Input data:
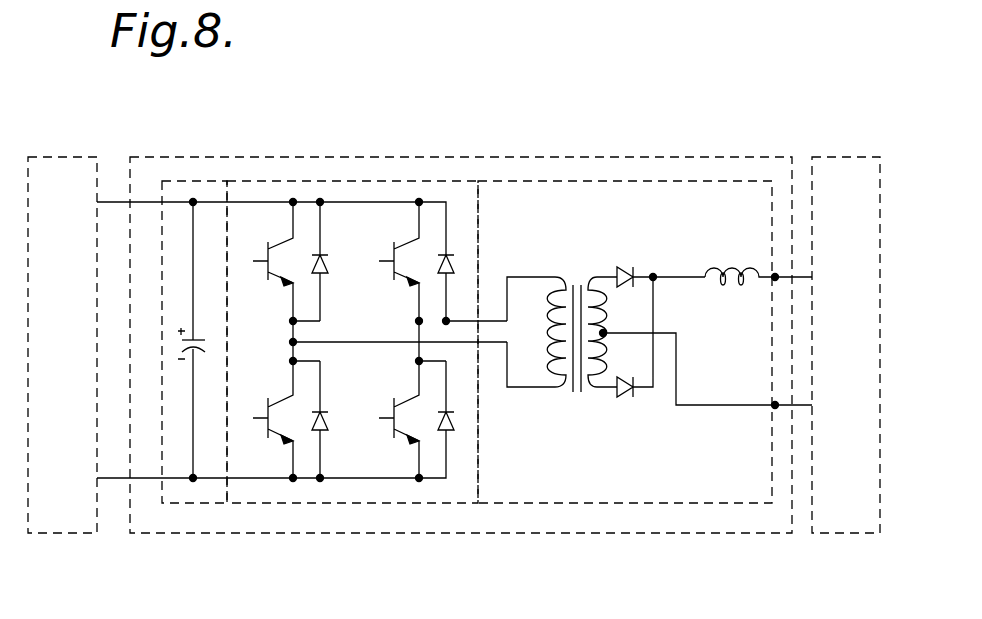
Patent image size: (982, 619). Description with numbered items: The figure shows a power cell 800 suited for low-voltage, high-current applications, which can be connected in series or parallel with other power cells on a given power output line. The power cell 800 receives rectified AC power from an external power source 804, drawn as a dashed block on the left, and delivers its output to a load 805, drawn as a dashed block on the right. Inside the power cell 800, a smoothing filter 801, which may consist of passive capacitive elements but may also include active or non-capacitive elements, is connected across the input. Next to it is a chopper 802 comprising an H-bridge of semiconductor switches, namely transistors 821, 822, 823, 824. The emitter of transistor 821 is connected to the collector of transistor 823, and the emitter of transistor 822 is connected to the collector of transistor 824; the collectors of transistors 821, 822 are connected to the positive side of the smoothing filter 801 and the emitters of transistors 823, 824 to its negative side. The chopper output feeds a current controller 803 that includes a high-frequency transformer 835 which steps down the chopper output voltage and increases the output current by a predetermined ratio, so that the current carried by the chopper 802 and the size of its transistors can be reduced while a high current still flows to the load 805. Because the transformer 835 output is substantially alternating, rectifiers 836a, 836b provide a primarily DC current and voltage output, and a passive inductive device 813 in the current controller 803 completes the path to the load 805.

The power cell 800 is at (253, 157).
The smoothing filter 801 is at (193, 181).
The chopper 802 is at (352, 330).
The current controller 803 is at (645, 305).
The external power source 804 is at (48, 533).
The load 805 is at (862, 533).
The passive inductive device 813 is at (736, 266).
The transistor 821 is at (293, 216).
The transistor 822 is at (419, 216).
The transistor 823 is at (270, 435).
The transistor 824 is at (407, 437).
The high-frequency transformer 835 is at (579, 394).
The rectifier 836a is at (632, 266).
The rectifier 836b is at (627, 398).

Problem details: Without the pictures, write out the entire listing exactly.

Exercise answer:
Patent image size: (982, 619). Description with numbered items: The figure shows a power cell 800 suited for low-voltage, high-current applications, which can be connected in series or parallel with other power cells on a given power output line. The power cell 800 receives rectified AC power from an external power source 804, drawn as a dashed block on the left, and delivers its output to a load 805, drawn as a dashed block on the right. Inside the power cell 800, a smoothing filter 801, which may consist of passive capacitive elements but may also include active or non-capacitive elements, is connected across the input. Next to it is a chopper 802 comprising an H-bridge of semiconductor switches, namely transistors 821, 822, 823, 824. The emitter of transistor 821 is connected to the collector of transistor 823, and the emitter of transistor 822 is connected to the collector of transistor 824; the collectors of transistors 821, 822 are connected to the positive side of the smoothing filter 801 and the emitters of transistors 823, 824 to its negative side. The chopper output feeds a current controller 803 that includes a high-frequency transformer 835 which steps down the chopper output voltage and increases the output current by a predetermined ratio, so that the current carried by the chopper 802 and the size of its transistors can be reduced while a high current still flows to the load 805. Because the transformer 835 output is substantially alternating, rectifiers 836a, 836b provide a primarily DC current and voltage output, and a passive inductive device 813 in the current controller 803 completes the path to the load 805.

The power cell 800 is at (253, 157).
The smoothing filter 801 is at (193, 181).
The chopper 802 is at (352, 330).
The current controller 803 is at (645, 305).
The external power source 804 is at (48, 533).
The load 805 is at (862, 533).
The passive inductive device 813 is at (736, 266).
The transistor 821 is at (293, 216).
The transistor 822 is at (419, 216).
The transistor 823 is at (270, 435).
The transistor 824 is at (407, 437).
The high-frequency transformer 835 is at (579, 394).
The rectifier 836a is at (632, 266).
The rectifier 836b is at (627, 398).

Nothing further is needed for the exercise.